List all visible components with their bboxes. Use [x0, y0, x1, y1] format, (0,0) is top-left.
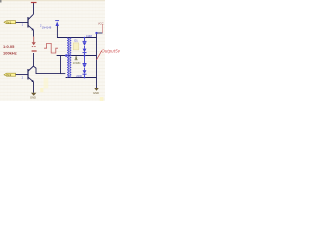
- power line red: [102, 24, 104, 33]
- svg-text:GND: GND: [93, 91, 99, 95]
- zener small: [75, 56, 78, 60]
- wire Q2 collector branch: [34, 66, 61, 73]
- svg-text:100kHz: 100kHz: [3, 50, 17, 55]
- wire stub to winding bottom: [61, 73, 66, 75]
- wire Q1 collector up: [33, 3, 35, 14]
- svg-text:Output5v: Output5v: [101, 49, 120, 54]
- svg-text:IN1: IN1: [6, 20, 11, 24]
- diode stack bottom: D3: [83, 56, 87, 78]
- wire diode to rung: [56, 26, 58, 38]
- svg-text:GND: GND: [30, 96, 36, 100]
- svg-text:1:0.05: 1:0.05: [3, 44, 15, 49]
- transformer winding right: [67, 38, 69, 77]
- svg-text:VCC: VCC: [98, 21, 104, 25]
- secondary coil left: [70, 38, 72, 77]
- junction dot top: [84, 37, 86, 39]
- diode stack top: D2: [83, 38, 87, 56]
- signal ground right: [94, 88, 98, 91]
- svg-text:2200: 2200: [76, 75, 82, 78]
- label small box: [73, 43, 79, 50]
- port IN1: [4, 20, 16, 24]
- power ground PGND1 arrow: [32, 37, 36, 47]
- wire base Q1: [16, 22, 28, 24]
- right rail wire: [96, 33, 98, 78]
- sheet background: [0, 0, 105, 101]
- wire rail down to ground: [96, 78, 98, 89]
- pulse annotation: [44, 43, 58, 53]
- power bar VCC top: [31, 2, 37, 4]
- leader line: [97, 51, 102, 60]
- diode D5: [55, 21, 59, 26]
- bottom rung wire: [66, 77, 97, 79]
- wire Q2 collector up: [33, 53, 35, 66]
- winding tap junction: [65, 54, 68, 57]
- junction dot bottom: [84, 77, 86, 79]
- port IN2: [4, 73, 16, 77]
- svg-text:4148: 4148: [86, 34, 92, 38]
- junction dot vcc: [95, 32, 97, 34]
- wire base Q2: [16, 74, 28, 76]
- transistor Q1: [28, 14, 34, 30]
- power bar VCC mid: [32, 50, 37, 52]
- signal ground GND: [31, 93, 36, 96]
- svg-text:IN2: IN2: [6, 73, 11, 77]
- wire Q2 emitter down: [33, 82, 35, 93]
- sheet corner mark: [0, 0, 105, 2]
- transistor Q2: [28, 66, 34, 82]
- wire vertical to mid rung: [60, 56, 62, 74]
- svg-text:D1: D1: [74, 38, 78, 42]
- wire Q1 emitter down: [33, 30, 35, 36]
- faint yellow artifacts: [44, 78, 49, 89]
- top rung wire: [57, 37, 97, 39]
- VCC wire top right: [97, 32, 103, 34]
- junction dot mid: [84, 55, 86, 57]
- middle rung wire: [57, 55, 97, 57]
- svg-text:2CW54: 2CW54: [73, 63, 81, 65]
- red annotation text: [3, 44, 17, 55]
- svg-text:1N4148: 1N4148: [42, 25, 52, 29]
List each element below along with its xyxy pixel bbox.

-*-*-

• _PROBLEM STATEMENT_
Retype the lines starting with the one that contains "- power line red: [102, 24, 104, 33]" and going on through the one that contains "- svg-text:1:0.05: 1:0.05: [3, 44, 15, 49]".

• _OUTPUT FOR THIS EXERCISE_
- power line red: [102, 24, 104, 33]
- svg-text:GND: GND: [93, 91, 99, 95]
- zener small: [75, 56, 78, 60]
- wire Q2 collector branch: [34, 66, 61, 73]
- svg-text:100kHz: 100kHz: [3, 50, 17, 55]
- wire stub to winding bottom: [61, 73, 66, 75]
- wire Q1 collector up: [33, 3, 35, 14]
- svg-text:Output5v: Output5v: [101, 49, 120, 54]
- svg-text:IN1: IN1: [6, 20, 11, 24]
- diode stack bottom: D3: [83, 56, 87, 78]
- wire diode to rung: [56, 26, 58, 38]
- svg-text:GND: GND: [30, 96, 36, 100]
- svg-text:1:0.05: 1:0.05: [3, 44, 15, 49]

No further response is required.